_Given request_
Reproduce the listing below character for character; drop every image.

_Data to process_
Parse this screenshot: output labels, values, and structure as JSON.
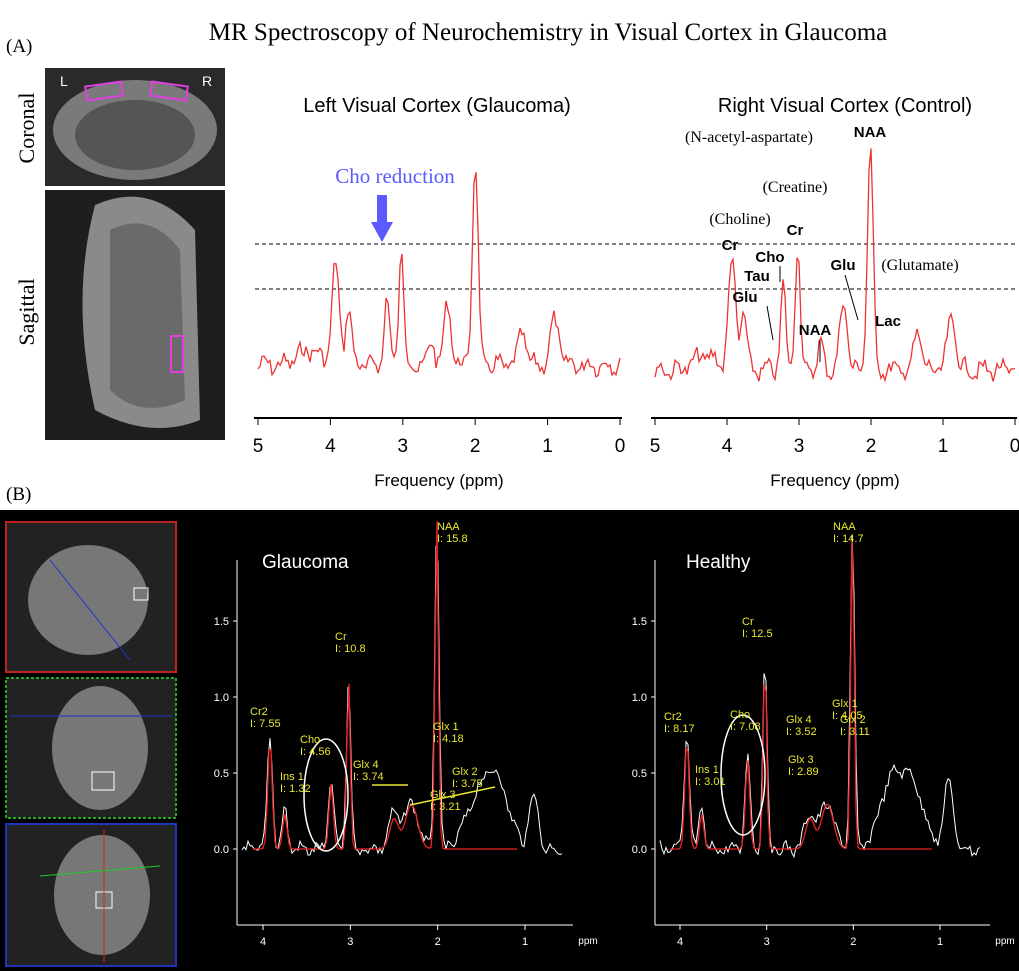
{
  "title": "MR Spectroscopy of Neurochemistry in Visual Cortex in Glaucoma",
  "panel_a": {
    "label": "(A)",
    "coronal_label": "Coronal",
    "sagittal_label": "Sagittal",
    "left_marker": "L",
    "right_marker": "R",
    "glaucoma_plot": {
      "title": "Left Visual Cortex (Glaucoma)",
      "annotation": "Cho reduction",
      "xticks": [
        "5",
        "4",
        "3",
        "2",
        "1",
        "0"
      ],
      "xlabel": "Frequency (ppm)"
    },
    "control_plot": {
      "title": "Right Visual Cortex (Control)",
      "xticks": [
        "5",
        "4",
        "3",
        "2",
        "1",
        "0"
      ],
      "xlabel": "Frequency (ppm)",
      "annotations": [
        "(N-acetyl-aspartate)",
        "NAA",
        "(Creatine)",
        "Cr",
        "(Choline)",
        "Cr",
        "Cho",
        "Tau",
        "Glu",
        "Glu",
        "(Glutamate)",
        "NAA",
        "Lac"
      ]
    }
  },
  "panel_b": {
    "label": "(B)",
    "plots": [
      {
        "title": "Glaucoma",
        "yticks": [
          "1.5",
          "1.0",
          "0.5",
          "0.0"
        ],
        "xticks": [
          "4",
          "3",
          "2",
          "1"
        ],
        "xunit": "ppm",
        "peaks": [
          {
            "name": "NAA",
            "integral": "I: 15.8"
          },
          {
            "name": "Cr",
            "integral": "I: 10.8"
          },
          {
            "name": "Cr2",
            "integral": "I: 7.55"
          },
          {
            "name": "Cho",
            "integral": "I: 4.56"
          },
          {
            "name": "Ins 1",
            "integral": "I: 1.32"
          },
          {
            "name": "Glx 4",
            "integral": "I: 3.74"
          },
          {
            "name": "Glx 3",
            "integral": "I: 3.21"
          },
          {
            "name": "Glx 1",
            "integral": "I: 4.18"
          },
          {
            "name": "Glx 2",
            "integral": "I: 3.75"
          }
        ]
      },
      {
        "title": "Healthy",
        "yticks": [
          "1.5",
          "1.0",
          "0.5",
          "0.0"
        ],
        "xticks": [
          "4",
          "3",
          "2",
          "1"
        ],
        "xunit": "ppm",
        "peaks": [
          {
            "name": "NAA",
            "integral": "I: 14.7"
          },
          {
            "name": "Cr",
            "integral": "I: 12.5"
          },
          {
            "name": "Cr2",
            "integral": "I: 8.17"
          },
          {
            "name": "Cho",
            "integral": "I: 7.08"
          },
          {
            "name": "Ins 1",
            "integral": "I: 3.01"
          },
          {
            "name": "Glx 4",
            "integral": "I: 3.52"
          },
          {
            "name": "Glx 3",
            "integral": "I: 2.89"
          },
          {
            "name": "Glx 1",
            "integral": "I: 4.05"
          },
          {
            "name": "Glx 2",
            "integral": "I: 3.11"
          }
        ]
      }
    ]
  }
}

_Full response_
Parse this screenshot: output labels, values, and structure as JSON.
{
  "title": "MR Spectroscopy of Neurochemistry in Visual Cortex in Glaucoma",
  "panel_a": {
    "label": "(A)",
    "coronal_label": "Coronal",
    "sagittal_label": "Sagittal",
    "left_marker": "L",
    "right_marker": "R",
    "glaucoma_plot": {
      "title": "Left Visual Cortex (Glaucoma)",
      "annotation": "Cho reduction",
      "xticks": [
        "5",
        "4",
        "3",
        "2",
        "1",
        "0"
      ],
      "xlabel": "Frequency (ppm)"
    },
    "control_plot": {
      "title": "Right Visual Cortex (Control)",
      "xticks": [
        "5",
        "4",
        "3",
        "2",
        "1",
        "0"
      ],
      "xlabel": "Frequency (ppm)",
      "annotations": [
        "(N-acetyl-aspartate)",
        "NAA",
        "(Creatine)",
        "Cr",
        "(Choline)",
        "Cr",
        "Cho",
        "Tau",
        "Glu",
        "Glu",
        "(Glutamate)",
        "NAA",
        "Lac"
      ]
    }
  },
  "panel_b": {
    "label": "(B)",
    "plots": [
      {
        "title": "Glaucoma",
        "yticks": [
          "1.5",
          "1.0",
          "0.5",
          "0.0"
        ],
        "xticks": [
          "4",
          "3",
          "2",
          "1"
        ],
        "xunit": "ppm",
        "peaks": [
          {
            "name": "NAA",
            "integral": "I: 15.8"
          },
          {
            "name": "Cr",
            "integral": "I: 10.8"
          },
          {
            "name": "Cr2",
            "integral": "I: 7.55"
          },
          {
            "name": "Cho",
            "integral": "I: 4.56"
          },
          {
            "name": "Ins 1",
            "integral": "I: 1.32"
          },
          {
            "name": "Glx 4",
            "integral": "I: 3.74"
          },
          {
            "name": "Glx 3",
            "integral": "I: 3.21"
          },
          {
            "name": "Glx 1",
            "integral": "I: 4.18"
          },
          {
            "name": "Glx 2",
            "integral": "I: 3.75"
          }
        ]
      },
      {
        "title": "Healthy",
        "yticks": [
          "1.5",
          "1.0",
          "0.5",
          "0.0"
        ],
        "xticks": [
          "4",
          "3",
          "2",
          "1"
        ],
        "xunit": "ppm",
        "peaks": [
          {
            "name": "NAA",
            "integral": "I: 14.7"
          },
          {
            "name": "Cr",
            "integral": "I: 12.5"
          },
          {
            "name": "Cr2",
            "integral": "I: 8.17"
          },
          {
            "name": "Cho",
            "integral": "I: 7.08"
          },
          {
            "name": "Ins 1",
            "integral": "I: 3.01"
          },
          {
            "name": "Glx 4",
            "integral": "I: 3.52"
          },
          {
            "name": "Glx 3",
            "integral": "I: 2.89"
          },
          {
            "name": "Glx 1",
            "integral": "I: 4.05"
          },
          {
            "name": "Glx 2",
            "integral": "I: 3.11"
          }
        ]
      }
    ]
  }
}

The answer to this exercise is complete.